(Records)
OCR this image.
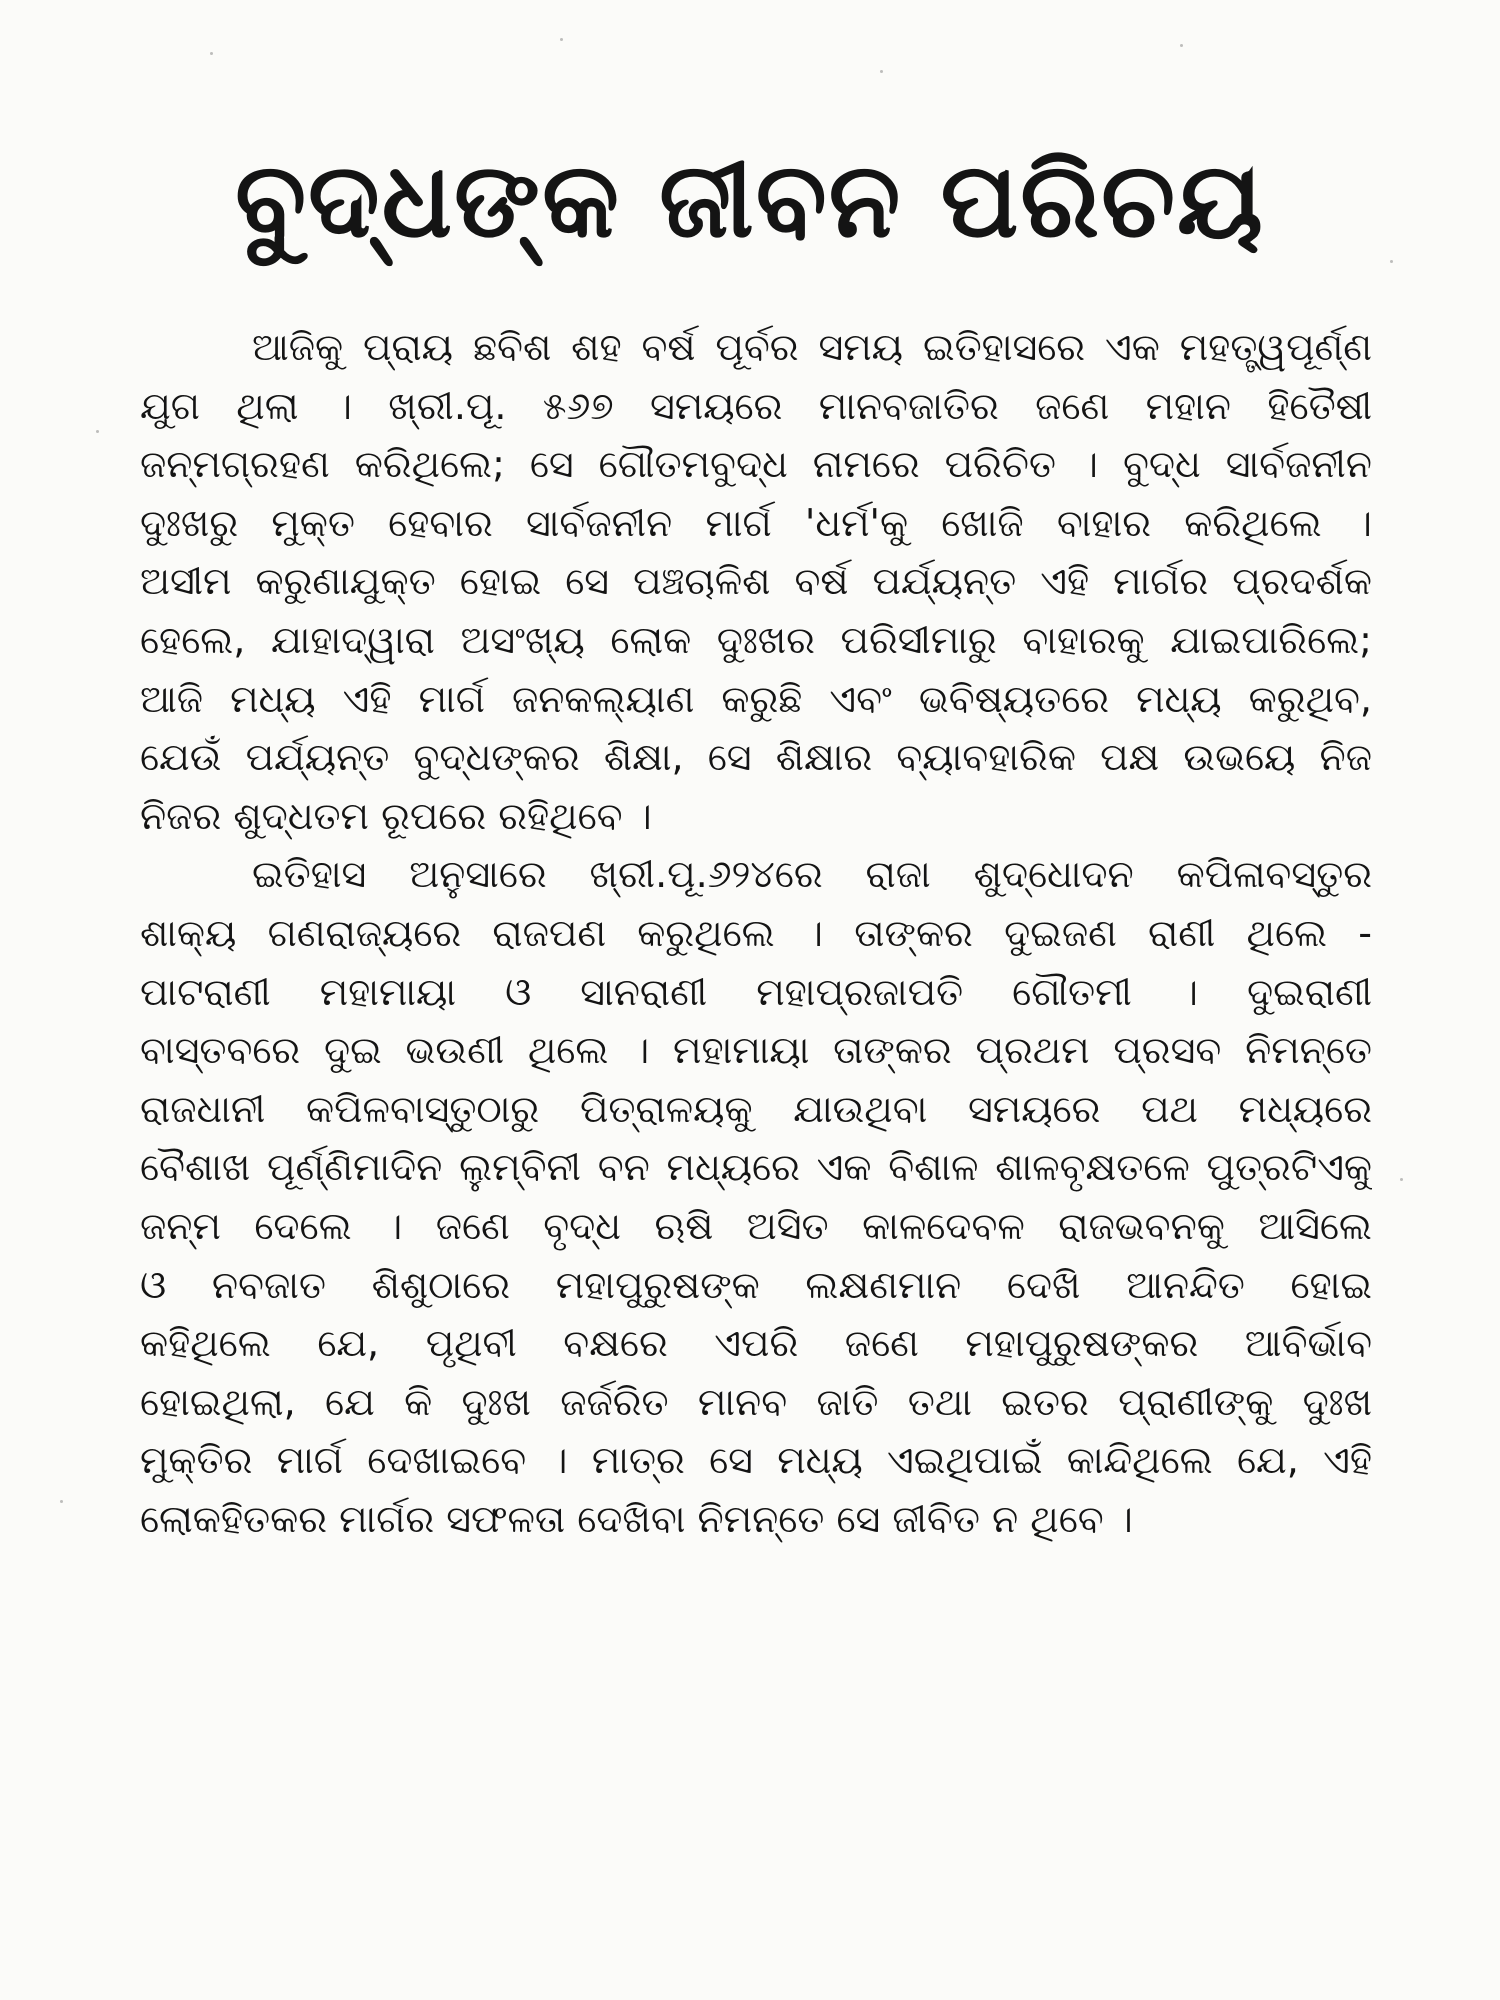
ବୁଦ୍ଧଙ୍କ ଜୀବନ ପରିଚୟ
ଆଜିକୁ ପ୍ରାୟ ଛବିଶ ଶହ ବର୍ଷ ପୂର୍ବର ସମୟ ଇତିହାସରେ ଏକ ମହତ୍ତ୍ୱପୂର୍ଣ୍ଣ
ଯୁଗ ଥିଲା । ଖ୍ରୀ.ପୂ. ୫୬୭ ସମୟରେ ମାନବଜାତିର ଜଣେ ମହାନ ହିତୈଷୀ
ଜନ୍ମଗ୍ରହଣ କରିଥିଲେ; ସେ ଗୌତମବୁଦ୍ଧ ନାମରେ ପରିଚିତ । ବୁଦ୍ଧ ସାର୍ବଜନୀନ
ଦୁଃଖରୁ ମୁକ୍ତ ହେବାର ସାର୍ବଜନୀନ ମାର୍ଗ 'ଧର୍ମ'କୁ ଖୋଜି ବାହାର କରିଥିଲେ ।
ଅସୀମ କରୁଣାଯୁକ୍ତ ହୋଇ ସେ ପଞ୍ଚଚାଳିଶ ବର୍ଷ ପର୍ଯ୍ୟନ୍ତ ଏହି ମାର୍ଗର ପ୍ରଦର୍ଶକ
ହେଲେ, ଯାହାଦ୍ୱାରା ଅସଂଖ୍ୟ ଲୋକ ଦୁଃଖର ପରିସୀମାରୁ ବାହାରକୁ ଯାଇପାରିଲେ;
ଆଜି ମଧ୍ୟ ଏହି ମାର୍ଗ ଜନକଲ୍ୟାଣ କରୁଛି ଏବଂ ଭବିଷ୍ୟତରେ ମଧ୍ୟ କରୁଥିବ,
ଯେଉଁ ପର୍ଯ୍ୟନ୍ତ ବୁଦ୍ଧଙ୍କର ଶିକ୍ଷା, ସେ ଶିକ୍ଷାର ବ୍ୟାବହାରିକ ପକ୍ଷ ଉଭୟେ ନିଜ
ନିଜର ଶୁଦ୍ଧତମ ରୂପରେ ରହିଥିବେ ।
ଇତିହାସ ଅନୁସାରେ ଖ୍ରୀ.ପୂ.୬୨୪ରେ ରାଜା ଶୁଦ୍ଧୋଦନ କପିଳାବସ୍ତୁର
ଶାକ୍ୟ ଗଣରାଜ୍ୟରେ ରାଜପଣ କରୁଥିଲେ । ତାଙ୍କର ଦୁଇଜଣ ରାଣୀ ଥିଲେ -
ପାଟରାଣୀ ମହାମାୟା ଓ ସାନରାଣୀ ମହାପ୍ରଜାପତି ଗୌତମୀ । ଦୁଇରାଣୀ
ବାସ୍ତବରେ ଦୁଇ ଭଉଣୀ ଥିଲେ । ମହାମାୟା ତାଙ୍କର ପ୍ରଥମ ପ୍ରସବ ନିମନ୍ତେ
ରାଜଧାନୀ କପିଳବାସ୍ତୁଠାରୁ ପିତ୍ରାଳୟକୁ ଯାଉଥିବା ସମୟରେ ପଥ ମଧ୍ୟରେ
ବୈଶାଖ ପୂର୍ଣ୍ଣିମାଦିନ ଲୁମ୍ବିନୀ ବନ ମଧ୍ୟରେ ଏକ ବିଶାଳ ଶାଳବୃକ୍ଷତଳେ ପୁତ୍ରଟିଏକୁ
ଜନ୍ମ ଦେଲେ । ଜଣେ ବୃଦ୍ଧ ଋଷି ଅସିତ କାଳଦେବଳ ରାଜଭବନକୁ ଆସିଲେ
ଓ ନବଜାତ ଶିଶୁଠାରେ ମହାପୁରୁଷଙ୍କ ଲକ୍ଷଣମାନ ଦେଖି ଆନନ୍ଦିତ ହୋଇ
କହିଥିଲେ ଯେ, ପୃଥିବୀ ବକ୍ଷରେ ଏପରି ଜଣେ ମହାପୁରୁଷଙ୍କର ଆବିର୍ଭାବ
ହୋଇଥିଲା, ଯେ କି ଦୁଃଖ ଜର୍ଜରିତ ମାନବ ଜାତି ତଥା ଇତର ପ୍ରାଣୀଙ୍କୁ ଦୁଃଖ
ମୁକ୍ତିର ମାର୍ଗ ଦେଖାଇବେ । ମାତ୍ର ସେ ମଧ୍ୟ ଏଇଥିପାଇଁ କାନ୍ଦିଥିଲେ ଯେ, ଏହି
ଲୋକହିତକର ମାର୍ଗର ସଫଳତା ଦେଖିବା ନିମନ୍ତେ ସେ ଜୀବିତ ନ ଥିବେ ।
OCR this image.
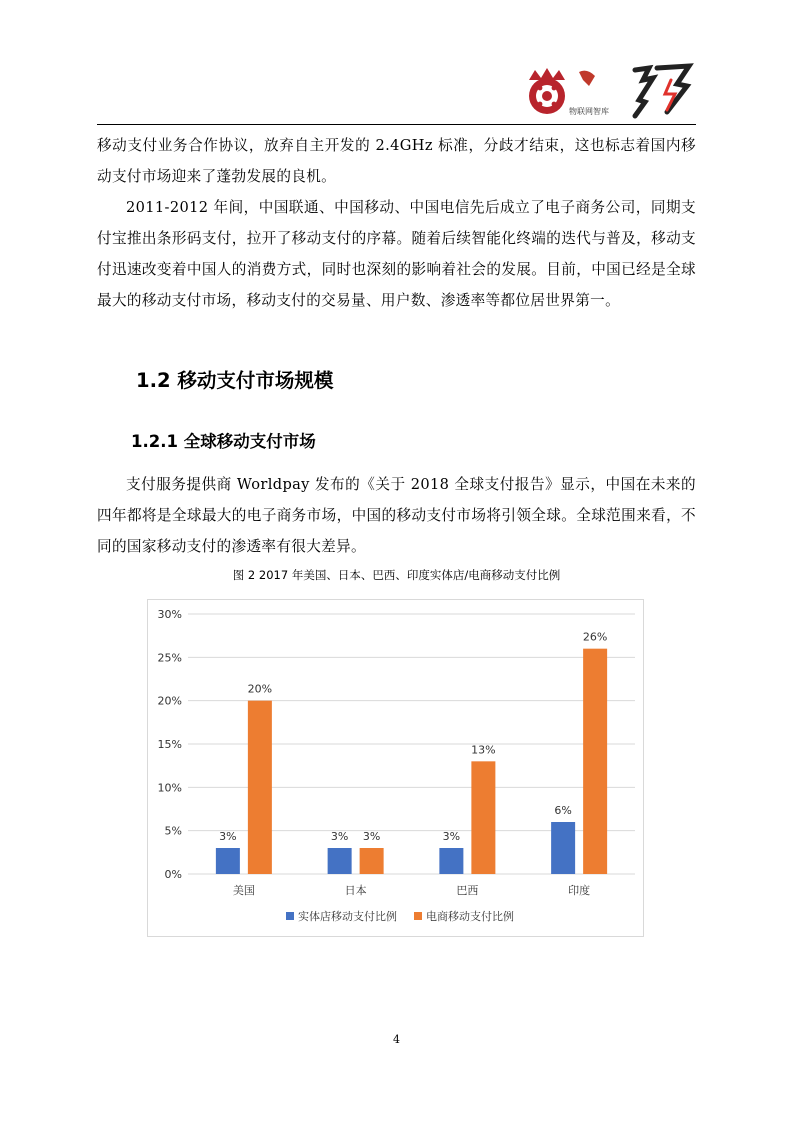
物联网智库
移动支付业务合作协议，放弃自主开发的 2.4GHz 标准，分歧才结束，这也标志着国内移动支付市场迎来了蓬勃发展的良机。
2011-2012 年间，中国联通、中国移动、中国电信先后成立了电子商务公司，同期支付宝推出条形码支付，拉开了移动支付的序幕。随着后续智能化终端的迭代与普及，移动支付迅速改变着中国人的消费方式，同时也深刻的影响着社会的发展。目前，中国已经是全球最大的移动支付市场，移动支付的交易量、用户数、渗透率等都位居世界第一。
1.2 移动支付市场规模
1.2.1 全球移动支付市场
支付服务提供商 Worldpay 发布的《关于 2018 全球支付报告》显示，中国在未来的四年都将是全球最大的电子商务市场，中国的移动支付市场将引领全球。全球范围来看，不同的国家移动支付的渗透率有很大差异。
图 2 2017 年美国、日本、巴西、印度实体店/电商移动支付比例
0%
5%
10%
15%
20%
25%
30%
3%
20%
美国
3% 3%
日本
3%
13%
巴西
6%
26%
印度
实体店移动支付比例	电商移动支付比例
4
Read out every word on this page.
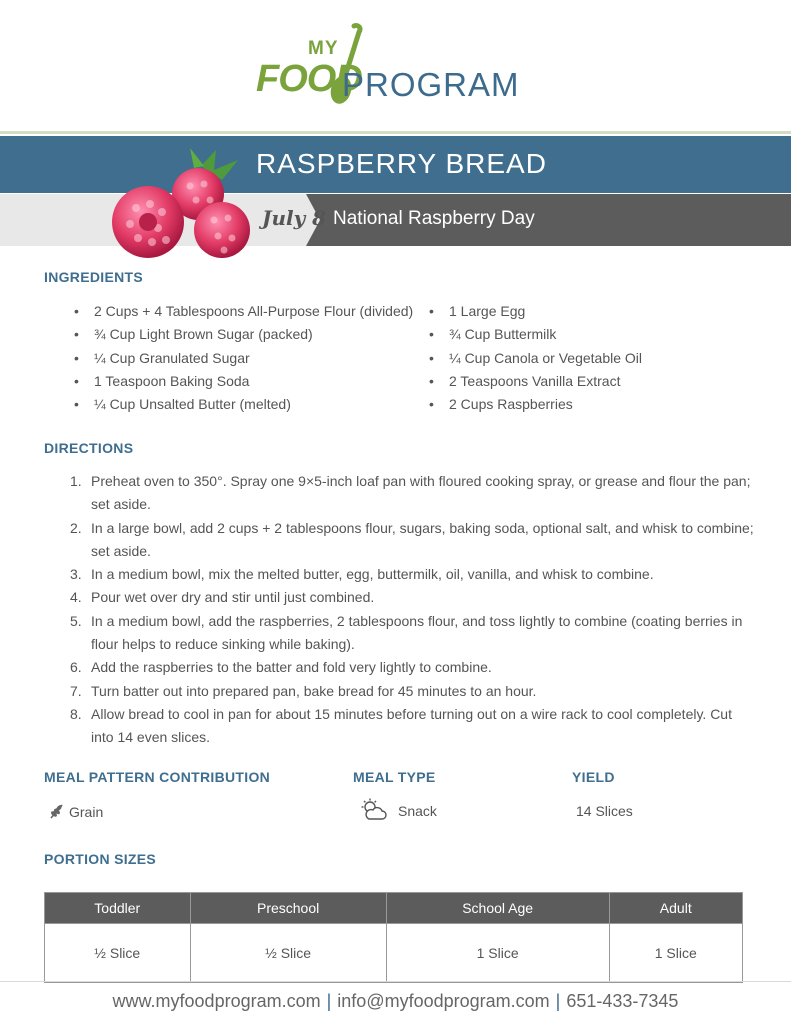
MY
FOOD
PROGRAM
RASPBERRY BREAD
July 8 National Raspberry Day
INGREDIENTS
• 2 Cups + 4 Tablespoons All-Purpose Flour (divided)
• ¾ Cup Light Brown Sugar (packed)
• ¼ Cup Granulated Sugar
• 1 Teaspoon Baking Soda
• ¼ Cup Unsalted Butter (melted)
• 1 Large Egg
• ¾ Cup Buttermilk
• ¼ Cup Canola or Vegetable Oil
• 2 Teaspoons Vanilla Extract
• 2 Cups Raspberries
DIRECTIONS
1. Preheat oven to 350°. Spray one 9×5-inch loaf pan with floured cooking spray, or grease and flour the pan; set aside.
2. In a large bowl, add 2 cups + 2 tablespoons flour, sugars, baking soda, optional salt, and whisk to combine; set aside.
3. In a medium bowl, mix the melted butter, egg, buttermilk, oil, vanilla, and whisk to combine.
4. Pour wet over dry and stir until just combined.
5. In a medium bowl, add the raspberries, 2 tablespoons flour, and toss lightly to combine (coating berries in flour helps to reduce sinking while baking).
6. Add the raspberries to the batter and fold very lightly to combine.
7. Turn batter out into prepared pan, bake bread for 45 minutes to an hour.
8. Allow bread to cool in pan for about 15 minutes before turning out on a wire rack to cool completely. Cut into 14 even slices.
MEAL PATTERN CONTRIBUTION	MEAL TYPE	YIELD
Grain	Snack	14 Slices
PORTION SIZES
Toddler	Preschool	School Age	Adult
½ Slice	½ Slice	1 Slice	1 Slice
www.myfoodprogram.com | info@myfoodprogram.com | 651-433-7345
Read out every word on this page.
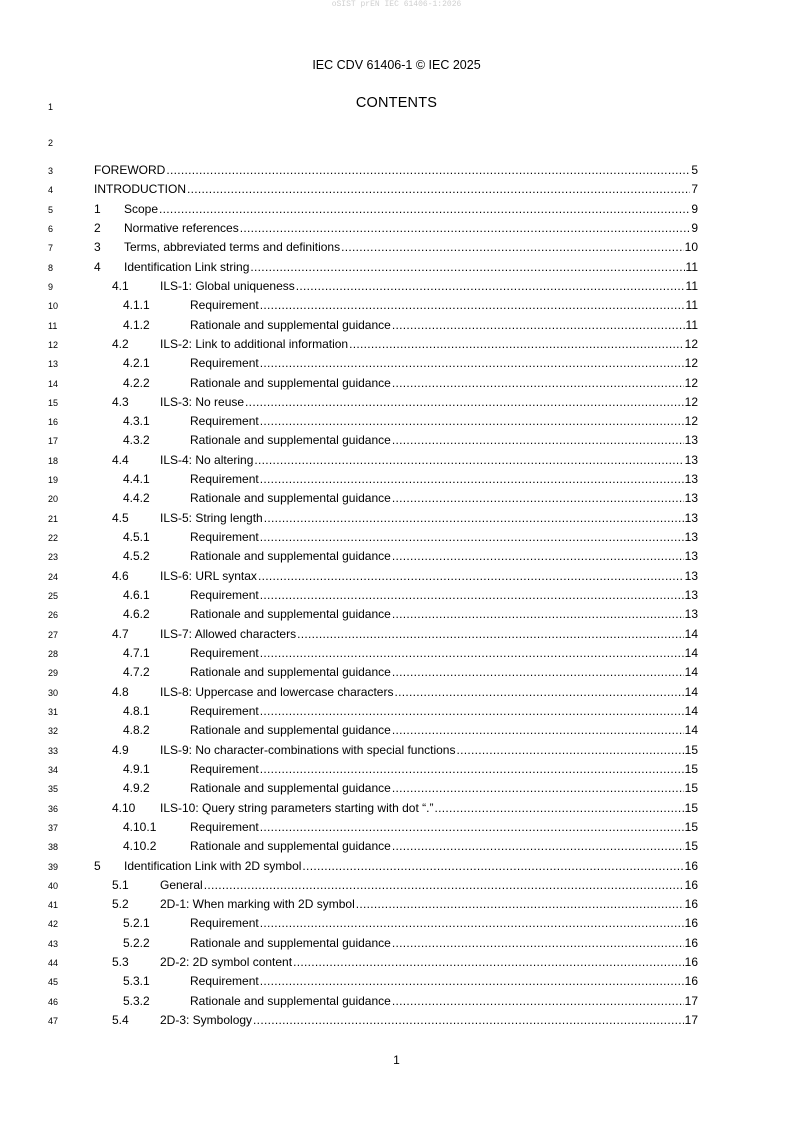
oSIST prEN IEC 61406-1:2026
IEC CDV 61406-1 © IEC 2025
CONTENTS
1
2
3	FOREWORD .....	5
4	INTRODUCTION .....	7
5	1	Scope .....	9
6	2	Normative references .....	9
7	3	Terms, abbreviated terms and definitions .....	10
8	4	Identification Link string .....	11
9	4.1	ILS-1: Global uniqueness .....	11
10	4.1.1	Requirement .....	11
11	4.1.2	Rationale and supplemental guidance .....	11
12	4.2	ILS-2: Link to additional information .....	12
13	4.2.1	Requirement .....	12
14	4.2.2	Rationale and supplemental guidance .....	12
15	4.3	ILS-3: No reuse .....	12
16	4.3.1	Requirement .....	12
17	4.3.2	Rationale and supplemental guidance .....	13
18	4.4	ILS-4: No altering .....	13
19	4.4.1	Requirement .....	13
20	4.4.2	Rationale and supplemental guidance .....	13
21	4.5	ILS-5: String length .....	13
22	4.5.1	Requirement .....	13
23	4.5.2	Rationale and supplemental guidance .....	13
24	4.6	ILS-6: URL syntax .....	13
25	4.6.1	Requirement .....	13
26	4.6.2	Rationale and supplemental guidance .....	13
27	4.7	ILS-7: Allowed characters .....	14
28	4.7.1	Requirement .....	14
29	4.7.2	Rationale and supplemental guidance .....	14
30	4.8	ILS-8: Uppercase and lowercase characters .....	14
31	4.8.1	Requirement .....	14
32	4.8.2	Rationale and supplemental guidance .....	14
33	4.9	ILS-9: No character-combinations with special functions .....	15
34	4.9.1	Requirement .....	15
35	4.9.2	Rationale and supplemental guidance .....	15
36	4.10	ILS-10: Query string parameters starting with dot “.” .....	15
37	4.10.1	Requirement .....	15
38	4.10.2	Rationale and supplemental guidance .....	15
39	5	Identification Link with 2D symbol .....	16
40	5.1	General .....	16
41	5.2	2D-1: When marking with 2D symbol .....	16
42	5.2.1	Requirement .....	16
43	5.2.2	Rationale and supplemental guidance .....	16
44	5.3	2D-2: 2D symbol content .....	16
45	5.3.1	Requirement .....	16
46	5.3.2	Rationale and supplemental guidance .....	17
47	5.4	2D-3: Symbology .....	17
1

- To be done:
Find the lines of the material that hold the word "ସମୟର" and report their count alone.

- Task result:
2